**What this task involves**.
Here are some records; return them all exactly.

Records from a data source
-------------------------

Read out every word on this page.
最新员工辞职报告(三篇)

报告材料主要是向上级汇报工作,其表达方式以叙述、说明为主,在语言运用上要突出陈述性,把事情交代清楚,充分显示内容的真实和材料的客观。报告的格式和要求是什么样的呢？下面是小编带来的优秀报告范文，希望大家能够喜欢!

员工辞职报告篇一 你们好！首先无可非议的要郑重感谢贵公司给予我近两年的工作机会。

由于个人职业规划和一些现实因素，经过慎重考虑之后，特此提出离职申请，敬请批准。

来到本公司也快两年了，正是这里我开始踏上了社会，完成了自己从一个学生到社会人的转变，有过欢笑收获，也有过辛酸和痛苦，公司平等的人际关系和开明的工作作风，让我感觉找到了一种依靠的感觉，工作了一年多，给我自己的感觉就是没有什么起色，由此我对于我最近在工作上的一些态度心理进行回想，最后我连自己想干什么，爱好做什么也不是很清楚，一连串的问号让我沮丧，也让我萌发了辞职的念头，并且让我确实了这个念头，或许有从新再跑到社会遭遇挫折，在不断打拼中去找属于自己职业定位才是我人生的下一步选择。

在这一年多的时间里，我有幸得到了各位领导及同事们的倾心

-------------------------

**Response to the task**.
Read out every word on this page.
最新员工辞职报告(三篇)

报告材料主要是向上级汇报工作,其表达方式以叙述、说明为主,在语言运用上要突出陈述性,把事情交代清楚,充分显示内容的真实和材料的客观。报告的格式和要求是什么样的呢？下面是小编带来的优秀报告范文，希望大家能够喜欢!

员工辞职报告篇一 你们好！首先无可非议的要郑重感谢贵公司给予我近两年的工作机会。

由于个人职业规划和一些现实因素，经过慎重考虑之后，特此提出离职申请，敬请批准。

来到本公司也快两年了，正是这里我开始踏上了社会，完成了自己从一个学生到社会人的转变，有过欢笑收获，也有过辛酸和痛苦，公司平等的人际关系和开明的工作作风，让我感觉找到了一种依靠的感觉，工作了一年多，给我自己的感觉就是没有什么起色，由此我对于我最近在工作上的一些态度心理进行回想，最后我连自己想干什么，爱好做什么也不是很清楚，一连串的问号让我沮丧，也让我萌发了辞职的念头，并且让我确实了这个念头，或许有从新再跑到社会遭遇挫折，在不断打拼中去找属于自己职业定位才是我人生的下一步选择。

在这一年多的时间里，我有幸得到了各位领导及同事们的倾心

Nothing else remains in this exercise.